THE REQUEST >>
Repeat the listing below in full, exactly as it stands.

Figure contents as structured data:
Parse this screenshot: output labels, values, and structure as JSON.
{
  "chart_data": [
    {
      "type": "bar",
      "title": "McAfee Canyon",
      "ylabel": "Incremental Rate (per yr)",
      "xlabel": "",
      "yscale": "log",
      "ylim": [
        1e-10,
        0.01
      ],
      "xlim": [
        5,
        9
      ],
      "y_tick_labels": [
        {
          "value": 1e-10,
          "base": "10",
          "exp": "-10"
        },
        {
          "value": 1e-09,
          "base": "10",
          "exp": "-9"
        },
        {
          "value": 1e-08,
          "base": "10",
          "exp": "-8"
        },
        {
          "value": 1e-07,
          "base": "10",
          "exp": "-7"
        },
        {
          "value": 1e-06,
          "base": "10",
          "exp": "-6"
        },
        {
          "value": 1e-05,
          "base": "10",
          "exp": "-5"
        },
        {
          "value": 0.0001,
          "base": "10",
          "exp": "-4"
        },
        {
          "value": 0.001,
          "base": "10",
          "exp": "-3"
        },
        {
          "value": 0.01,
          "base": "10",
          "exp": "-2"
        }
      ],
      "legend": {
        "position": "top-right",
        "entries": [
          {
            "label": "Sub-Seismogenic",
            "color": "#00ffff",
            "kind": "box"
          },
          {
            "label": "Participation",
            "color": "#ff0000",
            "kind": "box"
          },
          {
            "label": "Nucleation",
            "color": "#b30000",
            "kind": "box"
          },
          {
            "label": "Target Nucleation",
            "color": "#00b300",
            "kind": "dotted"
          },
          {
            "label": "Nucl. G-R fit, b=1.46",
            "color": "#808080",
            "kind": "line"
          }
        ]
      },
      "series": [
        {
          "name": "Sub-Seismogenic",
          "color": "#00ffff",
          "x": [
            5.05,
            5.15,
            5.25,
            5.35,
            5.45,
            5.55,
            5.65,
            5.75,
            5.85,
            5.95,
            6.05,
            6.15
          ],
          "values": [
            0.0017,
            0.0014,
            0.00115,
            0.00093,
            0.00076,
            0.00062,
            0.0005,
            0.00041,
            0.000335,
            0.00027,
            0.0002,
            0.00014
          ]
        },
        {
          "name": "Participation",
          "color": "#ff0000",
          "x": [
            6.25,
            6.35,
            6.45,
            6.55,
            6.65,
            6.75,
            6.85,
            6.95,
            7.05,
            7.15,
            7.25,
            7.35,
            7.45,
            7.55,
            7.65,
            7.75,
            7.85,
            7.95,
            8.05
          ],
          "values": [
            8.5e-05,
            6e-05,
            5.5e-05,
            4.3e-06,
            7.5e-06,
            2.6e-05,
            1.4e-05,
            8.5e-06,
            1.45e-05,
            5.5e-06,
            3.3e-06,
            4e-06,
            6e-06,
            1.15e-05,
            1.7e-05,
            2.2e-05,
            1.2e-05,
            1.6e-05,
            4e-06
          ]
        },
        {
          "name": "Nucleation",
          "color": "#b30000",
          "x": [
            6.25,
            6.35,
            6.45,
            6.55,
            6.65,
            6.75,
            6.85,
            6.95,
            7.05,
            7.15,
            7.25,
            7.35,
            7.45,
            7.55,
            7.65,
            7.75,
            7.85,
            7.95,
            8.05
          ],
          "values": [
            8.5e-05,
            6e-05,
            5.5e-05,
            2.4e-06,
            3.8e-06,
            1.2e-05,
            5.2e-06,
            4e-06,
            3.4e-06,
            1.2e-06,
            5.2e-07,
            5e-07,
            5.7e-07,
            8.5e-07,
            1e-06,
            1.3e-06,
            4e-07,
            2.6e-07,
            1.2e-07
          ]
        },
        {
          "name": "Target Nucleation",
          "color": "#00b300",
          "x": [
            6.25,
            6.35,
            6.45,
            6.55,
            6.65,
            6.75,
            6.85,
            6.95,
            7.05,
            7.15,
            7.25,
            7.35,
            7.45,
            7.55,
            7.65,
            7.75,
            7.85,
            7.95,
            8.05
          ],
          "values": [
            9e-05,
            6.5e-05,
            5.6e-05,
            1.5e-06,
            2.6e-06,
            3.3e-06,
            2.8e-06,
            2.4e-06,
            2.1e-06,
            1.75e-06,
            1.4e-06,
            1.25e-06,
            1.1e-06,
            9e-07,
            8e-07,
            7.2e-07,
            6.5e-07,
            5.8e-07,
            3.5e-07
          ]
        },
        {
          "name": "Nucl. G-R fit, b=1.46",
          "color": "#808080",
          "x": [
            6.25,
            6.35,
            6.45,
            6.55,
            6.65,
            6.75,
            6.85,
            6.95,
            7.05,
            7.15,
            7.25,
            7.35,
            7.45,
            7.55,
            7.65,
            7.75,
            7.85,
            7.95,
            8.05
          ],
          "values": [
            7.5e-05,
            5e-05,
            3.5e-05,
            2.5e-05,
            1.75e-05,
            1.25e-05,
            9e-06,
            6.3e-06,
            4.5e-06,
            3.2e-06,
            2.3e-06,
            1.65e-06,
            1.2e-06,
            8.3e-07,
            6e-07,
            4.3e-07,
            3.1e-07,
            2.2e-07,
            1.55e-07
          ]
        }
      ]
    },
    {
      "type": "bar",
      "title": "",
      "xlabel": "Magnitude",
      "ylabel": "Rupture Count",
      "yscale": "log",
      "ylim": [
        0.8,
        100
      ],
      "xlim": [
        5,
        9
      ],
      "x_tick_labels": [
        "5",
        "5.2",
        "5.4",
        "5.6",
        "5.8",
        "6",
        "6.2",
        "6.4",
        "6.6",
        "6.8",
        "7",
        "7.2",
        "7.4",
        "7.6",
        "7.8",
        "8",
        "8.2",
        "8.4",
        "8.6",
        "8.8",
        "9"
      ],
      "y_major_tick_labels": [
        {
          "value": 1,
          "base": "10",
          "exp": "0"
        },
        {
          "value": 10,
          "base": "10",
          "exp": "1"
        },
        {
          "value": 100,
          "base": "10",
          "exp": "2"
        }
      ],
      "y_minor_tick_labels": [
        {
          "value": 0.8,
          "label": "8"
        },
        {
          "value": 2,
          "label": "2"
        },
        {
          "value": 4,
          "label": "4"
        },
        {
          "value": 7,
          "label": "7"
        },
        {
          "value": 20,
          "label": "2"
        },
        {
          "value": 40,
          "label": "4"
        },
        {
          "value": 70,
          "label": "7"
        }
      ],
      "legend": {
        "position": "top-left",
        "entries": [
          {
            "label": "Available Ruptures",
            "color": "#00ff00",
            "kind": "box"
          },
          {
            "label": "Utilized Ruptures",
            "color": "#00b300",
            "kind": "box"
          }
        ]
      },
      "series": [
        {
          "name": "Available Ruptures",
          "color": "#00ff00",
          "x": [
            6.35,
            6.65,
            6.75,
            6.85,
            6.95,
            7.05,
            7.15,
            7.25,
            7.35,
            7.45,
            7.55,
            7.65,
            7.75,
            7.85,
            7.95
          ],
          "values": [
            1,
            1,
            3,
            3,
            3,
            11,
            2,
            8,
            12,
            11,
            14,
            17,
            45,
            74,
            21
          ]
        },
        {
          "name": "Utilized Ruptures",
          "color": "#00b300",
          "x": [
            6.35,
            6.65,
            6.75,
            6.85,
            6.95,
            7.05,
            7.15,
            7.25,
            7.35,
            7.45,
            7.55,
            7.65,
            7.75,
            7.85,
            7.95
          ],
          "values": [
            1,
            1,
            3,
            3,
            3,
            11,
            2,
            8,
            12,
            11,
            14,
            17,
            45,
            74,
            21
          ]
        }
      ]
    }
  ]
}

EXERCISE SOLUTION >>
Parse this screenshot: output labels, values, and structure as JSON.
{
  "chart_data": [
    {
      "type": "bar",
      "title": "McAfee Canyon",
      "ylabel": "Incremental Rate (per yr)",
      "xlabel": "",
      "yscale": "log",
      "ylim": [
        1e-10,
        0.01
      ],
      "xlim": [
        5,
        9
      ],
      "y_tick_labels": [
        {
          "value": 1e-10,
          "base": "10",
          "exp": "-10"
        },
        {
          "value": 1e-09,
          "base": "10",
          "exp": "-9"
        },
        {
          "value": 1e-08,
          "base": "10",
          "exp": "-8"
        },
        {
          "value": 1e-07,
          "base": "10",
          "exp": "-7"
        },
        {
          "value": 1e-06,
          "base": "10",
          "exp": "-6"
        },
        {
          "value": 1e-05,
          "base": "10",
          "exp": "-5"
        },
        {
          "value": 0.0001,
          "base": "10",
          "exp": "-4"
        },
        {
          "value": 0.001,
          "base": "10",
          "exp": "-3"
        },
        {
          "value": 0.01,
          "base": "10",
          "exp": "-2"
        }
      ],
      "legend": {
        "position": "top-right",
        "entries": [
          {
            "label": "Sub-Seismogenic",
            "color": "#00ffff",
            "kind": "box"
          },
          {
            "label": "Participation",
            "color": "#ff0000",
            "kind": "box"
          },
          {
            "label": "Nucleation",
            "color": "#b30000",
            "kind": "box"
          },
          {
            "label": "Target Nucleation",
            "color": "#00b300",
            "kind": "dotted"
          },
          {
            "label": "Nucl. G-R fit, b=1.46",
            "color": "#808080",
            "kind": "line"
          }
        ]
      },
      "series": [
        {
          "name": "Sub-Seismogenic",
          "color": "#00ffff",
          "x": [
            5.05,
            5.15,
            5.25,
            5.35,
            5.45,
            5.55,
            5.65,
            5.75,
            5.85,
            5.95,
            6.05,
            6.15
          ],
          "values": [
            0.0017,
            0.0014,
            0.00115,
            0.00093,
            0.00076,
            0.00062,
            0.0005,
            0.00041,
            0.000335,
            0.00027,
            0.0002,
            0.00014
          ]
        },
        {
          "name": "Participation",
          "color": "#ff0000",
          "x": [
            6.25,
            6.35,
            6.45,
            6.55,
            6.65,
            6.75,
            6.85,
            6.95,
            7.05,
            7.15,
            7.25,
            7.35,
            7.45,
            7.55,
            7.65,
            7.75,
            7.85,
            7.95,
            8.05
          ],
          "values": [
            8.5e-05,
            6e-05,
            5.5e-05,
            4.3e-06,
            7.5e-06,
            2.6e-05,
            1.4e-05,
            8.5e-06,
            1.45e-05,
            5.5e-06,
            3.3e-06,
            4e-06,
            6e-06,
            1.15e-05,
            1.7e-05,
            2.2e-05,
            1.2e-05,
            1.6e-05,
            4e-06
          ]
        },
        {
          "name": "Nucleation",
          "color": "#b30000",
          "x": [
            6.25,
            6.35,
            6.45,
            6.55,
            6.65,
            6.75,
            6.85,
            6.95,
            7.05,
            7.15,
            7.25,
            7.35,
            7.45,
            7.55,
            7.65,
            7.75,
            7.85,
            7.95,
            8.05
          ],
          "values": [
            8.5e-05,
            6e-05,
            5.5e-05,
            2.4e-06,
            3.8e-06,
            1.2e-05,
            5.2e-06,
            4e-06,
            3.4e-06,
            1.2e-06,
            5.2e-07,
            5e-07,
            5.7e-07,
            8.5e-07,
            1e-06,
            1.3e-06,
            4e-07,
            2.6e-07,
            1.2e-07
          ]
        },
        {
          "name": "Target Nucleation",
          "color": "#00b300",
          "x": [
            6.25,
            6.35,
            6.45,
            6.55,
            6.65,
            6.75,
            6.85,
            6.95,
            7.05,
            7.15,
            7.25,
            7.35,
            7.45,
            7.55,
            7.65,
            7.75,
            7.85,
            7.95,
            8.05
          ],
          "values": [
            9e-05,
            6.5e-05,
            5.6e-05,
            1.5e-06,
            2.6e-06,
            3.3e-06,
            2.8e-06,
            2.4e-06,
            2.1e-06,
            1.75e-06,
            1.4e-06,
            1.25e-06,
            1.1e-06,
            9e-07,
            8e-07,
            7.2e-07,
            6.5e-07,
            5.8e-07,
            3.5e-07
          ]
        },
        {
          "name": "Nucl. G-R fit, b=1.46",
          "color": "#808080",
          "x": [
            6.25,
            6.35,
            6.45,
            6.55,
            6.65,
            6.75,
            6.85,
            6.95,
            7.05,
            7.15,
            7.25,
            7.35,
            7.45,
            7.55,
            7.65,
            7.75,
            7.85,
            7.95,
            8.05
          ],
          "values": [
            7.5e-05,
            5e-05,
            3.5e-05,
            2.5e-05,
            1.75e-05,
            1.25e-05,
            9e-06,
            6.3e-06,
            4.5e-06,
            3.2e-06,
            2.3e-06,
            1.65e-06,
            1.2e-06,
            8.3e-07,
            6e-07,
            4.3e-07,
            3.1e-07,
            2.2e-07,
            1.55e-07
          ]
        }
      ]
    },
    {
      "type": "bar",
      "title": "",
      "xlabel": "Magnitude",
      "ylabel": "Rupture Count",
      "yscale": "log",
      "ylim": [
        0.8,
        100
      ],
      "xlim": [
        5,
        9
      ],
      "x_tick_labels": [
        "5",
        "5.2",
        "5.4",
        "5.6",
        "5.8",
        "6",
        "6.2",
        "6.4",
        "6.6",
        "6.8",
        "7",
        "7.2",
        "7.4",
        "7.6",
        "7.8",
        "8",
        "8.2",
        "8.4",
        "8.6",
        "8.8",
        "9"
      ],
      "y_major_tick_labels": [
        {
          "value": 1,
          "base": "10",
          "exp": "0"
        },
        {
          "value": 10,
          "base": "10",
          "exp": "1"
        },
        {
          "value": 100,
          "base": "10",
          "exp": "2"
        }
      ],
      "y_minor_tick_labels": [
        {
          "value": 0.8,
          "label": "8"
        },
        {
          "value": 2,
          "label": "2"
        },
        {
          "value": 4,
          "label": "4"
        },
        {
          "value": 7,
          "label": "7"
        },
        {
          "value": 20,
          "label": "2"
        },
        {
          "value": 40,
          "label": "4"
        },
        {
          "value": 70,
          "label": "7"
        }
      ],
      "legend": {
        "position": "top-left",
        "entries": [
          {
            "label": "Available Ruptures",
            "color": "#00ff00",
            "kind": "box"
          },
          {
            "label": "Utilized Ruptures",
            "color": "#00b300",
            "kind": "box"
          }
        ]
      },
      "series": [
        {
          "name": "Available Ruptures",
          "color": "#00ff00",
          "x": [
            6.35,
            6.65,
            6.75,
            6.85,
            6.95,
            7.05,
            7.15,
            7.25,
            7.35,
            7.45,
            7.55,
            7.65,
            7.75,
            7.85,
            7.95
          ],
          "values": [
            1,
            1,
            3,
            3,
            3,
            11,
            2,
            8,
            12,
            11,
            14,
            17,
            45,
            74,
            21
          ]
        },
        {
          "name": "Utilized Ruptures",
          "color": "#00b300",
          "x": [
            6.35,
            6.65,
            6.75,
            6.85,
            6.95,
            7.05,
            7.15,
            7.25,
            7.35,
            7.45,
            7.55,
            7.65,
            7.75,
            7.85,
            7.95
          ],
          "values": [
            1,
            1,
            3,
            3,
            3,
            11,
            2,
            8,
            12,
            11,
            14,
            17,
            45,
            74,
            21
          ]
        }
      ]
    }
  ]
}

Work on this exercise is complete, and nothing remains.